- _Required task_:
Copy out each line that includes the word "American".

- _Materials provided_:
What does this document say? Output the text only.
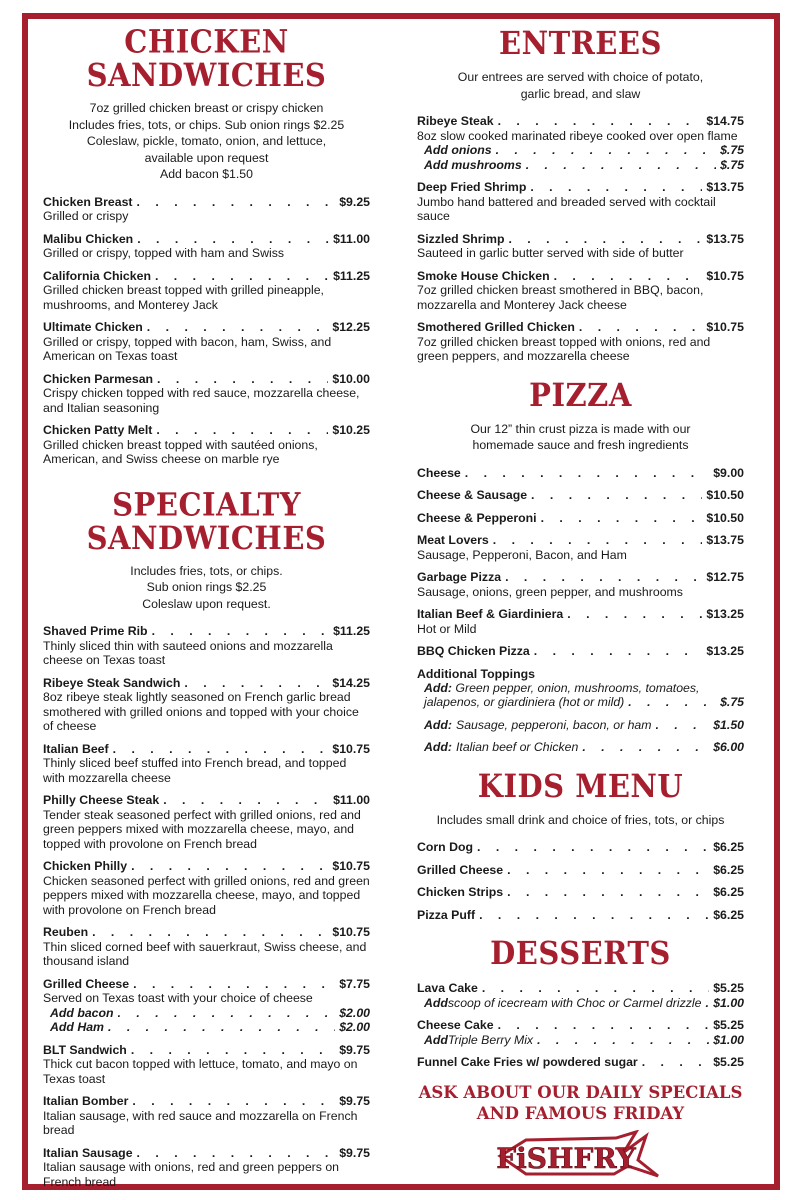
CHICKEN SANDWICHES
7oz grilled chicken breast or crispy chicken
Includes fries, tots, or chips. Sub onion rings $2.25
Coleslaw, pickle, tomato, onion, and lettuce,
available upon request
Add bacon $1.50
Chicken Breast . . .	$9.25
Grilled or crispy
Malibu Chicken . . .	$11.00
Grilled or crispy, topped with ham and Swiss
California Chicken . . .	$11.25
Grilled chicken breast topped with grilled pineapple, mushrooms, and Monterey Jack
Ultimate Chicken . . .	$12.25
Grilled or crispy, topped with bacon, ham, Swiss, and American on Texas toast
Chicken Parmesan . . .	$10.00
Crispy chicken topped with red sauce, mozzarella cheese, and Italian seasoning
Chicken Patty Melt . . .	$10.25
Grilled chicken breast topped with sautéed onions, American, and Swiss cheese on marble rye
SPECIALTY SANDWICHES
Includes fries, tots, or chips.
Sub onion rings $2.25
Coleslaw upon request.
Shaved Prime Rib . . .	$11.25
Thinly sliced thin with sauteed onions and mozzarella cheese on Texas toast
Ribeye Steak Sandwich . . .	$14.25
8oz ribeye steak lightly seasoned on French garlic bread smothered with grilled onions and topped with your choice of cheese
Italian Beef . . .	$10.75
Thinly sliced beef stuffed into French bread, and topped with mozzarella cheese
Philly Cheese Steak . . .	$11.00
Tender steak seasoned perfect with grilled onions, red and green peppers mixed with mozzarella cheese, mayo, and topped with provolone on French bread
Chicken Philly . . .	$10.75
Chicken seasoned perfect with grilled onions, red and green peppers mixed with mozzarella cheese, mayo, and topped with provolone on French bread
Reuben . . .	$10.75
Thin sliced corned beef with sauerkraut, Swiss cheese, and thousand island
Grilled Cheese . . .	$7.75
Served on Texas toast with your choice of cheese
Add bacon . . .	$2.00
Add Ham . . .	$2.00
BLT Sandwich . . .	$9.75
Thick cut bacon topped with lettuce, tomato, and mayo on Texas toast
Italian Bomber . . .	$9.75
Italian sausage, with red sauce and mozzarella on French bread
Italian Sausage . . .	$9.75
Italian sausage with onions, red and green peppers on French bread
ENTREES
Our entrees are served with choice of potato,
garlic bread, and slaw
Ribeye Steak . . .	$14.75
8oz slow cooked marinated ribeye cooked over open flame
Add onions . . .	$.75
Add mushrooms . . .	$.75
Deep Fried Shrimp . . .	$13.75
Jumbo hand battered and breaded served with cocktail sauce
Sizzled Shrimp . . .	$13.75
Sauteed in garlic butter served with side of butter
Smoke House Chicken . . .	$10.75
7oz grilled chicken breast smothered in BBQ, bacon, mozzarella and Monterey Jack cheese
Smothered Grilled Chicken . . .	$10.75
7oz grilled chicken breast topped with onions, red and green peppers, and mozzarella cheese
PIZZA
Our 12” thin crust pizza is made with our
homemade sauce and fresh ingredients
Cheese . . .	$9.00
Cheese & Sausage . . .	$10.50
Cheese & Pepperoni . . .	$10.50
Meat Lovers . . .	$13.75
Sausage, Pepperoni, Bacon, and Ham
Garbage Pizza . . .	$12.75
Sausage, onions, green pepper, and mushrooms
Italian Beef & Giardiniera . . .	$13.25
Hot or Mild
BBQ Chicken Pizza . . .	$13.25
Additional Toppings
Add: Green pepper, onion, mushrooms, tomatoes,
jalapenos, or giardiniera (hot or mild) . . .	$.75
Add: Sausage, pepperoni, bacon, or ham . . .	$1.50
Add: Italian beef or Chicken . . .	$6.00
KIDS MENU
Includes small drink and choice of fries, tots, or chips
Corn Dog . . .	$6.25
Grilled Cheese . . .	$6.25
Chicken Strips . . .	$6.25
Pizza Puff . . .	$6.25
DESSERTS
Lava Cake . . .	$5.25
Add scoop of icecream with Choc or Carmel drizzle . . . $1.00
Cheese Cake . . .	$5.25
Add Triple Berry Mix . . .	$1.00
Funnel Cake Fries w/ powdered sugar . . .	$5.25
ASK ABOUT OUR DAILY SPECIALS
AND FAMOUS FRIDAY
FiSHFRY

- _Solution for this exercise_:
Grilled or crispy, topped with bacon, ham, Swiss, and American on Texas toast
Grilled chicken breast topped with sautéed onions, American, and Swiss cheese on marble rye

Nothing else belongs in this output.